DATA TO PROCESS:

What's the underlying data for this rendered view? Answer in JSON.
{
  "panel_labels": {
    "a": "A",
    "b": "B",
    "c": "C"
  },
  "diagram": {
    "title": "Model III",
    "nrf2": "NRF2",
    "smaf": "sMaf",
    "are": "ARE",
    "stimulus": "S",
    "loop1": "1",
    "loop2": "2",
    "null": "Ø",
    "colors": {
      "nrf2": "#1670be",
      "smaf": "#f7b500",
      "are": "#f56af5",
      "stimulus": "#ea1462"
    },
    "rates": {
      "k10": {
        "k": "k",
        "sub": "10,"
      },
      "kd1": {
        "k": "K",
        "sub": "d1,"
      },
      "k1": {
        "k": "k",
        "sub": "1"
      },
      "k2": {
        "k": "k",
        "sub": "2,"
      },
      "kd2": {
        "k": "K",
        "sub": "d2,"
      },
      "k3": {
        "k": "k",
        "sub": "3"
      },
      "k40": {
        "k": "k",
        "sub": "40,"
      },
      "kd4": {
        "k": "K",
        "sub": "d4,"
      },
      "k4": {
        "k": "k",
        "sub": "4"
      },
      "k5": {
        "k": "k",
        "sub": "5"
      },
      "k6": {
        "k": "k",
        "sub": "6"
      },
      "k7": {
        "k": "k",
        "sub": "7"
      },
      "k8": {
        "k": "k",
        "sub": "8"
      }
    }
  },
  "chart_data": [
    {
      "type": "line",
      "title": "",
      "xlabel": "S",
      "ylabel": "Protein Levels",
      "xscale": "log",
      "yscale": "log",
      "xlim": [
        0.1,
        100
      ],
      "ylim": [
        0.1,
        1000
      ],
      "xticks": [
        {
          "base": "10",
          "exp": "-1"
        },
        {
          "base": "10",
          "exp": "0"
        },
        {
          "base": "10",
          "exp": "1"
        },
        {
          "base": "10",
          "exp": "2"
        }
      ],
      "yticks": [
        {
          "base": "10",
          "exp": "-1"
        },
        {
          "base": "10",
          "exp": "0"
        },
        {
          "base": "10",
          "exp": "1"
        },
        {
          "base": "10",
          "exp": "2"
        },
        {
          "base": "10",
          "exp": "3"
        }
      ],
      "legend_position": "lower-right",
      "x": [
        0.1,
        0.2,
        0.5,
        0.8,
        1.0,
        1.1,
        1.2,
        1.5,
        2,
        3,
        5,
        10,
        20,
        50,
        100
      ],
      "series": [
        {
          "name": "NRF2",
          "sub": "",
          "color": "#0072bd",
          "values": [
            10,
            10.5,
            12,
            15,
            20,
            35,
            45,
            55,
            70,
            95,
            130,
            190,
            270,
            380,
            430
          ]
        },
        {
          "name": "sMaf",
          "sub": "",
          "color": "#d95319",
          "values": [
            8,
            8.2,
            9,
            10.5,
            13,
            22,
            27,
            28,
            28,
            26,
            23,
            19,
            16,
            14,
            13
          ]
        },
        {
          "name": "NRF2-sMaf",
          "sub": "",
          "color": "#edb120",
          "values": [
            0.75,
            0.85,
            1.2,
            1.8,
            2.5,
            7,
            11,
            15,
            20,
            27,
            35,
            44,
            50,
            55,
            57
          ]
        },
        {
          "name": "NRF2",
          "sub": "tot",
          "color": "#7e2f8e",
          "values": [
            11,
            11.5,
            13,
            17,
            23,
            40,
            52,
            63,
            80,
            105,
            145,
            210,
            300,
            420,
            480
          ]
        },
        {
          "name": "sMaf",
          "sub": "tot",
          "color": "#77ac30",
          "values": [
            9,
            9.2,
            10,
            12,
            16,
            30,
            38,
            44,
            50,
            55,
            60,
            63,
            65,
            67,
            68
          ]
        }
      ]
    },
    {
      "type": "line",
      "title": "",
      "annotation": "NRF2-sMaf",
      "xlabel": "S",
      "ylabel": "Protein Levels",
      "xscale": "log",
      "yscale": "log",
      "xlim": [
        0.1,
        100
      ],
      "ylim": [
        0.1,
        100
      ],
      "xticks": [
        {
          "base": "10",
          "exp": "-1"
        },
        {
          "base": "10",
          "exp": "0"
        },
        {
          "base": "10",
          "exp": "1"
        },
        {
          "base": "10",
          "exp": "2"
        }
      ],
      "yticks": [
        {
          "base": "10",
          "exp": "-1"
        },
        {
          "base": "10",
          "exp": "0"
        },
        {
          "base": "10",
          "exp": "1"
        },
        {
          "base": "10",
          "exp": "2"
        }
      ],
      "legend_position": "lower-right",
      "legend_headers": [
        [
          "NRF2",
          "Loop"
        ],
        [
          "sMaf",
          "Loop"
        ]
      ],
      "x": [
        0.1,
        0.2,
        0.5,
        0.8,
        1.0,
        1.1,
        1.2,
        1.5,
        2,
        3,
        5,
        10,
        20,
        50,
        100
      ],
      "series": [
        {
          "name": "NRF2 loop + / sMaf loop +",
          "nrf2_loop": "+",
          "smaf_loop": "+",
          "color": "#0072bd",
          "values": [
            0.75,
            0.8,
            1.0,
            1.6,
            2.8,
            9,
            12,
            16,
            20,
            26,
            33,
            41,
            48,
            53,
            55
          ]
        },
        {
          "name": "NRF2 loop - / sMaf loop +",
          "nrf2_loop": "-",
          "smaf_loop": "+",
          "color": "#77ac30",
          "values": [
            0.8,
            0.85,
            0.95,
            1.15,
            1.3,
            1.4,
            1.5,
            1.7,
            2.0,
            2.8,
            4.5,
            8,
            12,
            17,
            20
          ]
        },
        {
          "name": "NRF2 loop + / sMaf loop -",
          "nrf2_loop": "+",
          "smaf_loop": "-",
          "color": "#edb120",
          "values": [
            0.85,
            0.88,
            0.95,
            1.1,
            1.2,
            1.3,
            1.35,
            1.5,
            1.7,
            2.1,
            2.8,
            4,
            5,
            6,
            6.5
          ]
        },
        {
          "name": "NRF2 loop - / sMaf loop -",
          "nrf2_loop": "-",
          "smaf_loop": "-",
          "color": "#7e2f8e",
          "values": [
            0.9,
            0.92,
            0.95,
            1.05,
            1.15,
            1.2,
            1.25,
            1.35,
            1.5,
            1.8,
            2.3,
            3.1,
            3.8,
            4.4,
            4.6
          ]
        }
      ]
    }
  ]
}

WHAT THE TASK REQUIRES: From the listing above, copy out each line where the word "name" appears.

TASK RESULT:
          "name": "NRF2",
          "name": "sMaf",
          "name": "NRF2-sMaf",
          "name": "NRF2",
          "name": "sMaf",
          "name": "NRF2 loop + / sMaf loop +",
          "name": "NRF2 loop - / sMaf loop +",
          "name": "NRF2 loop + / sMaf loop -",
          "name": "NRF2 loop - / sMaf loop -",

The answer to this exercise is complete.